Task goal:
Could you transcribe the material below exactly, without leaving out a single line?
*****
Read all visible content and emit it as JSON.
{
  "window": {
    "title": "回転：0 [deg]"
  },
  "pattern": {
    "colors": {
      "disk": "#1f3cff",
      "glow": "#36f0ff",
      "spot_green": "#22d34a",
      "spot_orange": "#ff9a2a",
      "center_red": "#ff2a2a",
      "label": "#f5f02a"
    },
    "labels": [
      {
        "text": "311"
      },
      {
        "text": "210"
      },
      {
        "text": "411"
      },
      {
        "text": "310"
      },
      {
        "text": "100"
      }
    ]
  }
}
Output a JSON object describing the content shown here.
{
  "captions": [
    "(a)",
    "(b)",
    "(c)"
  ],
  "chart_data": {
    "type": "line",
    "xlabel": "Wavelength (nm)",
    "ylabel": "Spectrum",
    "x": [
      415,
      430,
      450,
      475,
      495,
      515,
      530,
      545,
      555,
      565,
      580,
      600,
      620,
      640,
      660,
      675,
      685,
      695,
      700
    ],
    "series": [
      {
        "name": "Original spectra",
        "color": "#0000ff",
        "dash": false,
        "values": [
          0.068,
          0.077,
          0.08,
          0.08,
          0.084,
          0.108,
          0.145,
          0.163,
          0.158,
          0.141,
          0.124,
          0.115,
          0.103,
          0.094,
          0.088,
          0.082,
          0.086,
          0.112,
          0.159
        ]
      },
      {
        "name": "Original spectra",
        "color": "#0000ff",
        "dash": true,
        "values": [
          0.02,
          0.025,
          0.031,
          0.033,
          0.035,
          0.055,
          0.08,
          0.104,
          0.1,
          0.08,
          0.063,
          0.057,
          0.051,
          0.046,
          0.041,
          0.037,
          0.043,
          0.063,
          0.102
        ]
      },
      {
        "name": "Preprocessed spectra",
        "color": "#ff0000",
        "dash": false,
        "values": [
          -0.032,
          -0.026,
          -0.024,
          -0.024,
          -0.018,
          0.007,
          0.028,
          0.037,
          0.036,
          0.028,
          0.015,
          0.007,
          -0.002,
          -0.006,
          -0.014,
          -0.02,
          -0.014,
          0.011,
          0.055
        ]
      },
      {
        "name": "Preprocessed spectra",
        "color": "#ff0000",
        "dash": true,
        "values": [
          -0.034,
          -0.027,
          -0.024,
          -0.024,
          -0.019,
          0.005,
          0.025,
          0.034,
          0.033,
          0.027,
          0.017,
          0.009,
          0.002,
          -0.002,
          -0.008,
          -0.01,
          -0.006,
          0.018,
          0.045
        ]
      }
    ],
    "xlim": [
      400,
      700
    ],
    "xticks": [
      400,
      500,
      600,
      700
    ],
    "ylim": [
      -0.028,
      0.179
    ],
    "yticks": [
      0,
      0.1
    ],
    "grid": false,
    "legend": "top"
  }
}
*****
Exercise output:
Read all visible content and emit it as JSON.
{
  "window": {
    "title": "回転：0 [deg]"
  },
  "pattern": {
    "colors": {
      "disk": "#1f3cff",
      "glow": "#36f0ff",
      "spot_green": "#22d34a",
      "spot_orange": "#ff9a2a",
      "center_red": "#ff2a2a",
      "label": "#f5f02a"
    },
    "labels": [
      {
        "text": "311"
      },
      {
        "text": "210"
      },
      {
        "text": "411"
      },
      {
        "text": "310"
      },
      {
        "text": "100"
      }
    ]
  }
}
Output a JSON object describing the content shown here.
{
  "captions": [
    "(a)",
    "(b)",
    "(c)"
  ],
  "chart_data": {
    "type": "line",
    "xlabel": "Wavelength (nm)",
    "ylabel": "Spectrum",
    "x": [
      415,
      430,
      450,
      475,
      495,
      515,
      530,
      545,
      555,
      565,
      580,
      600,
      620,
      640,
      660,
      675,
      685,
      695,
      700
    ],
    "series": [
      {
        "name": "Original spectra",
        "color": "#0000ff",
        "dash": false,
        "values": [
          0.068,
          0.077,
          0.08,
          0.08,
          0.084,
          0.108,
          0.145,
          0.163,
          0.158,
          0.141,
          0.124,
          0.115,
          0.103,
          0.094,
          0.088,
          0.082,
          0.086,
          0.112,
          0.159
        ]
      },
      {
        "name": "Original spectra",
        "color": "#0000ff",
        "dash": true,
        "values": [
          0.02,
          0.025,
          0.031,
          0.033,
          0.035,
          0.055,
          0.08,
          0.104,
          0.1,
          0.08,
          0.063,
          0.057,
          0.051,
          0.046,
          0.041,
          0.037,
          0.043,
          0.063,
          0.102
        ]
      },
      {
        "name": "Preprocessed spectra",
        "color": "#ff0000",
        "dash": false,
        "values": [
          -0.032,
          -0.026,
          -0.024,
          -0.024,
          -0.018,
          0.007,
          0.028,
          0.037,
          0.036,
          0.028,
          0.015,
          0.007,
          -0.002,
          -0.006,
          -0.014,
          -0.02,
          -0.014,
          0.011,
          0.055
        ]
      },
      {
        "name": "Preprocessed spectra",
        "color": "#ff0000",
        "dash": true,
        "values": [
          -0.034,
          -0.027,
          -0.024,
          -0.024,
          -0.019,
          0.005,
          0.025,
          0.034,
          0.033,
          0.027,
          0.017,
          0.009,
          0.002,
          -0.002,
          -0.008,
          -0.01,
          -0.006,
          0.018,
          0.045
        ]
      }
    ],
    "xlim": [
      400,
      700
    ],
    "xticks": [
      400,
      500,
      600,
      700
    ],
    "ylim": [
      -0.028,
      0.179
    ],
    "yticks": [
      0,
      0.1
    ],
    "grid": false,
    "legend": "top"
  }
}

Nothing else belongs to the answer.